** BEGIN RECORDS FOR THIS EXERCISE **

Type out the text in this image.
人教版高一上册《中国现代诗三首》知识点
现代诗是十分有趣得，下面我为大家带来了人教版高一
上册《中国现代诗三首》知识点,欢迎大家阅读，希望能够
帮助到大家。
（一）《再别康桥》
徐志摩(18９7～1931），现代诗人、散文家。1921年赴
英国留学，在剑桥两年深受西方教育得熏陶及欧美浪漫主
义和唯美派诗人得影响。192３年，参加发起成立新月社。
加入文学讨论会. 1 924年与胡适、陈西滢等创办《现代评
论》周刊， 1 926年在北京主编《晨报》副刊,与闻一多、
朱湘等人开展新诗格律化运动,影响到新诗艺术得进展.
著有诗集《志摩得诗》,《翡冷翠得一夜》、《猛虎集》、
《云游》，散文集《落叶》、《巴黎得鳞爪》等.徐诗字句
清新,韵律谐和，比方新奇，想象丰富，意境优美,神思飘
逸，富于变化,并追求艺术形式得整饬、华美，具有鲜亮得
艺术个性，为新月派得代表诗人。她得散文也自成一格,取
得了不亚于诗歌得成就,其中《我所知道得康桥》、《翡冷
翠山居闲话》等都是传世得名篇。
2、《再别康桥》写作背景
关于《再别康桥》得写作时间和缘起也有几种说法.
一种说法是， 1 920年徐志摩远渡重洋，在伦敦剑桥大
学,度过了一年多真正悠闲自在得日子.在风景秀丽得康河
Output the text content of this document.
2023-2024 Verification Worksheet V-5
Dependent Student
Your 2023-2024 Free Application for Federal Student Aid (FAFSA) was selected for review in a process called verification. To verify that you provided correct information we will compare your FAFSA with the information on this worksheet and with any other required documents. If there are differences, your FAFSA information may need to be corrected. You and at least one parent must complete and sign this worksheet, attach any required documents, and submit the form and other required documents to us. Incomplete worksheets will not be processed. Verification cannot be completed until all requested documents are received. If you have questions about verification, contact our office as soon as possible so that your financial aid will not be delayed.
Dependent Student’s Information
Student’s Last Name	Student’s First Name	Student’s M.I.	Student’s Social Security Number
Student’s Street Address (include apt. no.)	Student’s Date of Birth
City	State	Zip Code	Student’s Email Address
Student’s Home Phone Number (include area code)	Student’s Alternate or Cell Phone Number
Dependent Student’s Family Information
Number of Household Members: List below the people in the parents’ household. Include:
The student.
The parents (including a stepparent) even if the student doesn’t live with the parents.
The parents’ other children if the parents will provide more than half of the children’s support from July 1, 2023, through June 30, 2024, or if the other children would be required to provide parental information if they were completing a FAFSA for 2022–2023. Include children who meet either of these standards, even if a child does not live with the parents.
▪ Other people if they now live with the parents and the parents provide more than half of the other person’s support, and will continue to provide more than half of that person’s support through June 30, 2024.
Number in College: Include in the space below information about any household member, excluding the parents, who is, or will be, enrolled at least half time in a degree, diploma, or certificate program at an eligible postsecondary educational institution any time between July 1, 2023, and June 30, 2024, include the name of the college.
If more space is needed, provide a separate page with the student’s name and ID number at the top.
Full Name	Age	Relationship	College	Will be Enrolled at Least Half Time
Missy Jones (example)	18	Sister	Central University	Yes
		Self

** END RECORDS FOR THIS EXERCISE **

▶ _STATED PROBLEM_: Tell how many lines in the records above contain "Dependent", giving the number and no other words.

▶ _SOLUTION TO THE PROBLEM_: 3